Start of Material

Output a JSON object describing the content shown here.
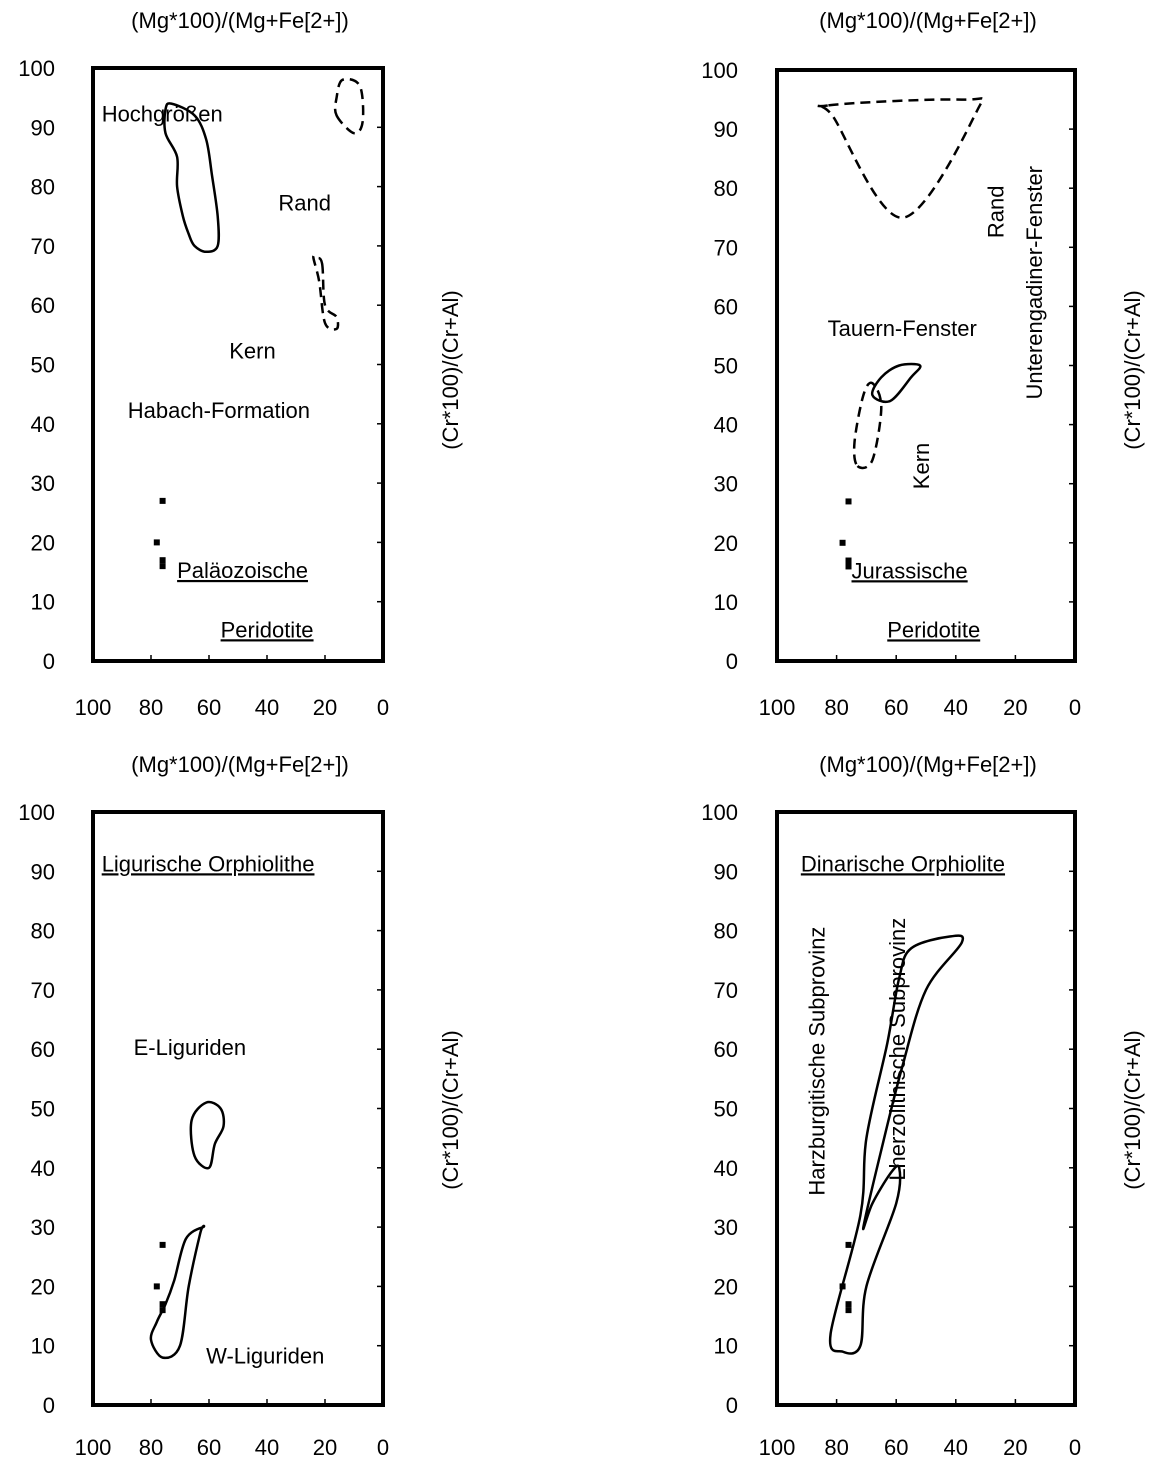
{
  "chart_data": [
    {
      "type": "scatter",
      "panel": "top-left",
      "xlabel": "(Mg*100)/(Mg+Fe[2+])",
      "ylabel": "(Cr*100)/(Cr+Al)",
      "xlim": [
        100,
        0
      ],
      "ylim": [
        0,
        100
      ],
      "x_ticks": [
        "100",
        "80",
        "60",
        "40",
        "20",
        "0"
      ],
      "y_ticks": [
        "0",
        "10",
        "20",
        "30",
        "40",
        "50",
        "60",
        "70",
        "80",
        "90",
        "100"
      ],
      "labels": {
        "hochgroessen": "Hochgrößen",
        "rand": "Rand",
        "kern": "Kern",
        "habach": "Habach-Formation",
        "group1": "Paläozoische",
        "group2": "Peridotite"
      },
      "regions": [
        {
          "name": "Hochgrößen",
          "style": "solid",
          "points": [
            [
              71,
              80
            ],
            [
              69,
              75
            ],
            [
              67,
              72
            ],
            [
              65,
              70
            ],
            [
              61,
              69
            ],
            [
              57,
              70
            ],
            [
              57,
              75
            ],
            [
              59,
              82
            ],
            [
              61,
              88
            ],
            [
              65,
              92
            ],
            [
              73,
              94
            ],
            [
              75,
              93
            ],
            [
              75,
              89
            ],
            [
              71,
              85
            ]
          ]
        },
        {
          "name": "Rand",
          "style": "dashed",
          "points": [
            [
              16,
              92
            ],
            [
              10,
              89
            ],
            [
              7,
              91
            ],
            [
              8,
              97
            ],
            [
              14,
              98
            ],
            [
              16,
              95
            ]
          ]
        },
        {
          "name": "Kern",
          "style": "dashed",
          "points": [
            [
              21,
              67
            ],
            [
              20,
              60
            ],
            [
              16,
              58
            ],
            [
              16,
              56
            ],
            [
              20,
              57
            ],
            [
              22,
              64
            ],
            [
              24,
              68
            ],
            [
              23,
              68
            ]
          ]
        }
      ],
      "markers": [
        [
          76,
          27
        ],
        [
          78,
          20
        ],
        [
          76,
          17
        ],
        [
          76,
          16
        ]
      ]
    },
    {
      "type": "scatter",
      "panel": "top-right",
      "xlabel": "(Mg*100)/(Mg+Fe[2+])",
      "ylabel": "(Cr*100)/(Cr+Al)",
      "xlim": [
        100,
        0
      ],
      "ylim": [
        0,
        100
      ],
      "x_ticks": [
        "100",
        "80",
        "60",
        "40",
        "20",
        "0"
      ],
      "y_ticks": [
        "0",
        "10",
        "20",
        "30",
        "40",
        "50",
        "60",
        "70",
        "80",
        "90",
        "100"
      ],
      "labels": {
        "rand": "Rand",
        "unterengadiner": "Unterengadiner-Fenster",
        "tauern": "Tauern-Fenster",
        "kern": "Kern",
        "group1": "Jurassische",
        "group2": "Peridotite"
      },
      "regions": [
        {
          "name": "Unterengadiner-Fenster Rand",
          "style": "dashed",
          "points": [
            [
              83,
              94
            ],
            [
              81,
              92
            ],
            [
              58,
              75
            ],
            [
              33,
              93
            ],
            [
              38,
              95
            ]
          ]
        },
        {
          "name": "Tauern-Fenster",
          "style": "solid",
          "points": [
            [
              68,
              45
            ],
            [
              62,
              44
            ],
            [
              55,
              48
            ],
            [
              52,
              50
            ],
            [
              59,
              50
            ],
            [
              65,
              48
            ]
          ]
        },
        {
          "name": "Kern",
          "style": "dashed",
          "points": [
            [
              73,
              33
            ],
            [
              68,
              34
            ],
            [
              65,
              43
            ],
            [
              68,
              47
            ],
            [
              71,
              45
            ],
            [
              74,
              37
            ]
          ]
        }
      ],
      "markers": [
        [
          76,
          27
        ],
        [
          78,
          20
        ],
        [
          76,
          17
        ],
        [
          76,
          16
        ]
      ]
    },
    {
      "type": "scatter",
      "panel": "bottom-left",
      "xlabel": "(Mg*100)/(Mg+Fe[2+])",
      "ylabel": "(Cr*100)/(Cr+Al)",
      "xlim": [
        100,
        0
      ],
      "ylim": [
        0,
        100
      ],
      "x_ticks": [
        "100",
        "80",
        "60",
        "40",
        "20",
        "0"
      ],
      "y_ticks": [
        "0",
        "10",
        "20",
        "30",
        "40",
        "50",
        "60",
        "70",
        "80",
        "90",
        "100"
      ],
      "labels": {
        "title": "Ligurische Orphiolithe",
        "e_liguriden": "E-Liguriden",
        "w_liguriden": "W-Liguriden"
      },
      "regions": [
        {
          "name": "E-Liguriden",
          "style": "solid",
          "points": [
            [
              65,
              42
            ],
            [
              66,
              48
            ],
            [
              61,
              51
            ],
            [
              56,
              50
            ],
            [
              55,
              47
            ],
            [
              58,
              44
            ],
            [
              60,
              40
            ]
          ]
        },
        {
          "name": "W-Liguriden",
          "style": "solid",
          "points": [
            [
              78,
              14
            ],
            [
              80,
              11
            ],
            [
              76,
              8
            ],
            [
              70,
              10
            ],
            [
              67,
              20
            ],
            [
              63,
              29
            ],
            [
              62,
              30
            ],
            [
              68,
              28
            ],
            [
              72,
              21
            ],
            [
              75,
              17
            ]
          ]
        }
      ],
      "markers": [
        [
          76,
          27
        ],
        [
          78,
          20
        ],
        [
          76,
          17
        ],
        [
          76,
          16
        ]
      ]
    },
    {
      "type": "scatter",
      "panel": "bottom-right",
      "xlabel": "(Mg*100)/(Mg+Fe[2+])",
      "ylabel": "(Cr*100)/(Cr+Al)",
      "xlim": [
        100,
        0
      ],
      "ylim": [
        0,
        100
      ],
      "x_ticks": [
        "100",
        "80",
        "60",
        "40",
        "20",
        "0"
      ],
      "y_ticks": [
        "0",
        "10",
        "20",
        "30",
        "40",
        "50",
        "60",
        "70",
        "80",
        "90",
        "100"
      ],
      "labels": {
        "title": "Dinarische Orphiolite",
        "harzburgitische": "Harzburgitische Subprovinz",
        "lherzolithische": "Lherzolithische Subprovinz"
      },
      "regions": [
        {
          "name": "Dinarische Orphiolite",
          "style": "solid",
          "points": [
            [
              82,
              12
            ],
            [
              78,
              9
            ],
            [
              72,
              10
            ],
            [
              70,
              20
            ],
            [
              60,
              34
            ],
            [
              59,
              40
            ],
            [
              62,
              39
            ],
            [
              68,
              34
            ],
            [
              71,
              30
            ],
            [
              65,
              43
            ],
            [
              58,
              57
            ],
            [
              50,
              70
            ],
            [
              38,
              78
            ],
            [
              42,
              79
            ],
            [
              55,
              77
            ],
            [
              59,
              72
            ],
            [
              63,
              61
            ],
            [
              70,
              45
            ],
            [
              72,
              32
            ]
          ]
        }
      ],
      "markers": [
        [
          76,
          27
        ],
        [
          78,
          20
        ],
        [
          76,
          17
        ],
        [
          76,
          16
        ]
      ]
    }
  ]
}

End of Material

*Written instruction*
From the records, copy every line that has the string "bottom" in it.

*Output for this exercise*
      "panel": "bottom-left",
      "panel": "bottom-right",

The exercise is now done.